TASK INSTRUCTIONS: Print the line containing "Read all visible content and emit it as JSON." and each line after it through the end, please, with nothing added.
##### DATA IN THIS EXERCISE #####
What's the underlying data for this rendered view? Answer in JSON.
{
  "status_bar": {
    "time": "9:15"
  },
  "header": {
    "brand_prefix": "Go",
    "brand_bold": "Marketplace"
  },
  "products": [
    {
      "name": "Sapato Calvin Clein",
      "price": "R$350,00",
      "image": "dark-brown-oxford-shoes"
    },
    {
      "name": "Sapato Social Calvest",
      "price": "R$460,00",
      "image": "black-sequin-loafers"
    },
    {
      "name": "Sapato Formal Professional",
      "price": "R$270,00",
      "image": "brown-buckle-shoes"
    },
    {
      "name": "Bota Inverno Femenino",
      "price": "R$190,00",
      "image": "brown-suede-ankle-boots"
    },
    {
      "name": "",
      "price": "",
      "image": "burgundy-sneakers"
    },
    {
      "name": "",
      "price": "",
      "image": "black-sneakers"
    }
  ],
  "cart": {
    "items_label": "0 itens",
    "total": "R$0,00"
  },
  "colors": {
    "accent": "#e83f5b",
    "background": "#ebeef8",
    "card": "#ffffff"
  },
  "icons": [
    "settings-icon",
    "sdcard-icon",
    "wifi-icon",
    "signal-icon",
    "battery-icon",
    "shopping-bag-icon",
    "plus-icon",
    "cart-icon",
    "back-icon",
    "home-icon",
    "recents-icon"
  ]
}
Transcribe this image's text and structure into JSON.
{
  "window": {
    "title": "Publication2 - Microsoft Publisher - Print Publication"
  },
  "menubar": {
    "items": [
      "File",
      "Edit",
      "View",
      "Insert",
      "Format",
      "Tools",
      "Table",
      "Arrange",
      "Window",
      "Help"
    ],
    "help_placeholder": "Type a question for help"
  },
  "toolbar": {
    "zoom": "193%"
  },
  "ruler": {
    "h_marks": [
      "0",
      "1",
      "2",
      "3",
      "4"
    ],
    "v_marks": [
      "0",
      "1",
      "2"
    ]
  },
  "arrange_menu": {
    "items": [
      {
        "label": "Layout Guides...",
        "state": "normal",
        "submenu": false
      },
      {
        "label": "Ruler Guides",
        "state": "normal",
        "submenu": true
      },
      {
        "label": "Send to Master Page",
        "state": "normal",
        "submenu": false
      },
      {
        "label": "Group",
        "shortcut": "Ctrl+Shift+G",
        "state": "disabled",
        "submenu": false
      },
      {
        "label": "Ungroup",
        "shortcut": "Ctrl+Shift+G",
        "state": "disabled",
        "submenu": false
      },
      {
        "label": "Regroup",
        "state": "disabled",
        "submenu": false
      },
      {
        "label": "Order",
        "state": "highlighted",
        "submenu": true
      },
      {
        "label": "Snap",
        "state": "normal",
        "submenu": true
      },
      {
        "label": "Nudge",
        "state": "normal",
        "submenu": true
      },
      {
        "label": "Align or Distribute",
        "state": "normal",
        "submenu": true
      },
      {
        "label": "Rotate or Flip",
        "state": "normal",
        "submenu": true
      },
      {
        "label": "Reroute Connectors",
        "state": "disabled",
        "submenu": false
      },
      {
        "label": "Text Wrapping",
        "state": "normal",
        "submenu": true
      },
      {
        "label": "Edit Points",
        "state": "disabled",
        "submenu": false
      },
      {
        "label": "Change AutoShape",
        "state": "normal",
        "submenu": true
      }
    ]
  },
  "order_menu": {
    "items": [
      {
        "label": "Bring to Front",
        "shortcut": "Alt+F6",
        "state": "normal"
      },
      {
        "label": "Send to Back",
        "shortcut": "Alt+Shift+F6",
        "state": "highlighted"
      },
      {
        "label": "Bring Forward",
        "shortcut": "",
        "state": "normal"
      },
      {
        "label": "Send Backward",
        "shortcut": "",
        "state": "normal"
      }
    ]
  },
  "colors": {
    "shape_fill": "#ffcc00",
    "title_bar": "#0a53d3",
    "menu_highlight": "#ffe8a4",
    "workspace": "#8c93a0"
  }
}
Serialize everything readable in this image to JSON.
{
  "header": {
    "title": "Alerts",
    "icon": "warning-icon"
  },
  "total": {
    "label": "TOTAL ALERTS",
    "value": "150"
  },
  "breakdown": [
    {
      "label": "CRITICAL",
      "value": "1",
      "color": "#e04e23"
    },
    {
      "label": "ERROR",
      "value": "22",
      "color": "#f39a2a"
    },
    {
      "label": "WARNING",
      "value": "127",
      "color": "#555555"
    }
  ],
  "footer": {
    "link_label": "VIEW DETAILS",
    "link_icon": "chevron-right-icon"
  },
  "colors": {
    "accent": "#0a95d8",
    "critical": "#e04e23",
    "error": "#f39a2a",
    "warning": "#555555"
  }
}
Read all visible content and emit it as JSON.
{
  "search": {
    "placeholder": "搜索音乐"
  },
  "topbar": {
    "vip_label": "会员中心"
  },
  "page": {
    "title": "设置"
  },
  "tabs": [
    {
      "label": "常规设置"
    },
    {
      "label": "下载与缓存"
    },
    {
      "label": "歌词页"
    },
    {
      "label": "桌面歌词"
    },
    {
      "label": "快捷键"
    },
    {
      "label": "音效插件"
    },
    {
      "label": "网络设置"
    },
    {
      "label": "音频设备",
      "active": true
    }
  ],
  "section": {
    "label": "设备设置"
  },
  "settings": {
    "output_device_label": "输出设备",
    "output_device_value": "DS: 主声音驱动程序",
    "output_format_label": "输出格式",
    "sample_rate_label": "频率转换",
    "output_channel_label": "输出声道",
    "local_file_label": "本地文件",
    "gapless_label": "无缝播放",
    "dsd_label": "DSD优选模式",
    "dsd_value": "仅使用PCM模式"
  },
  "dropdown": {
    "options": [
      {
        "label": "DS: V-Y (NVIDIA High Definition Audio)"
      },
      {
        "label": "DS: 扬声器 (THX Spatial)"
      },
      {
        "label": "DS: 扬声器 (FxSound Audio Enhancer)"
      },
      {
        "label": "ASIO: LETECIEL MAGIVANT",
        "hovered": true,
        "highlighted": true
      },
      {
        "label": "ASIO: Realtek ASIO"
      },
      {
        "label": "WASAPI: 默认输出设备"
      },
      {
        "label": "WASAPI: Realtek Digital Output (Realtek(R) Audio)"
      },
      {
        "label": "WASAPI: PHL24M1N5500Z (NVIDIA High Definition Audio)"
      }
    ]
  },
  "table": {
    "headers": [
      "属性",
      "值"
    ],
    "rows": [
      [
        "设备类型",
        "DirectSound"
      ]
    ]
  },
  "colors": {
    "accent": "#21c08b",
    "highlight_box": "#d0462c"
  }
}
#####
OUTPUT FOR THIS EXERCISE:
Read all visible content and emit it as JSON.
{
  "search": {
    "placeholder": "搜索音乐"
  },
  "topbar": {
    "vip_label": "会员中心"
  },
  "page": {
    "title": "设置"
  },
  "tabs": [
    {
      "label": "常规设置"
    },
    {
      "label": "下载与缓存"
    },
    {
      "label": "歌词页"
    },
    {
      "label": "桌面歌词"
    },
    {
      "label": "快捷键"
    },
    {
      "label": "音效插件"
    },
    {
      "label": "网络设置"
    },
    {
      "label": "音频设备",
      "active": true
    }
  ],
  "section": {
    "label": "设备设置"
  },
  "settings": {
    "output_device_label": "输出设备",
    "output_device_value": "DS: 主声音驱动程序",
    "output_format_label": "输出格式",
    "sample_rate_label": "频率转换",
    "output_channel_label": "输出声道",
    "local_file_label": "本地文件",
    "gapless_label": "无缝播放",
    "dsd_label": "DSD优选模式",
    "dsd_value": "仅使用PCM模式"
  },
  "dropdown": {
    "options": [
      {
        "label": "DS: V-Y (NVIDIA High Definition Audio)"
      },
      {
        "label": "DS: 扬声器 (THX Spatial)"
      },
      {
        "label": "DS: 扬声器 (FxSound Audio Enhancer)"
      },
      {
        "label": "ASIO: LETECIEL MAGIVANT",
        "hovered": true,
        "highlighted": true
      },
      {
        "label": "ASIO: Realtek ASIO"
      },
      {
        "label": "WASAPI: 默认输出设备"
      },
      {
        "label": "WASAPI: Realtek Digital Output (Realtek(R) Audio)"
      },
      {
        "label": "WASAPI: PHL24M1N5500Z (NVIDIA High Definition Audio)"
      }
    ]
  },
  "table": {
    "headers": [
      "属性",
      "值"
    ],
    "rows": [
      [
        "设备类型",
        "DirectSound"
      ]
    ]
  },
  "colors": {
    "accent": "#21c08b",
    "highlight_box": "#d0462c"
  }
}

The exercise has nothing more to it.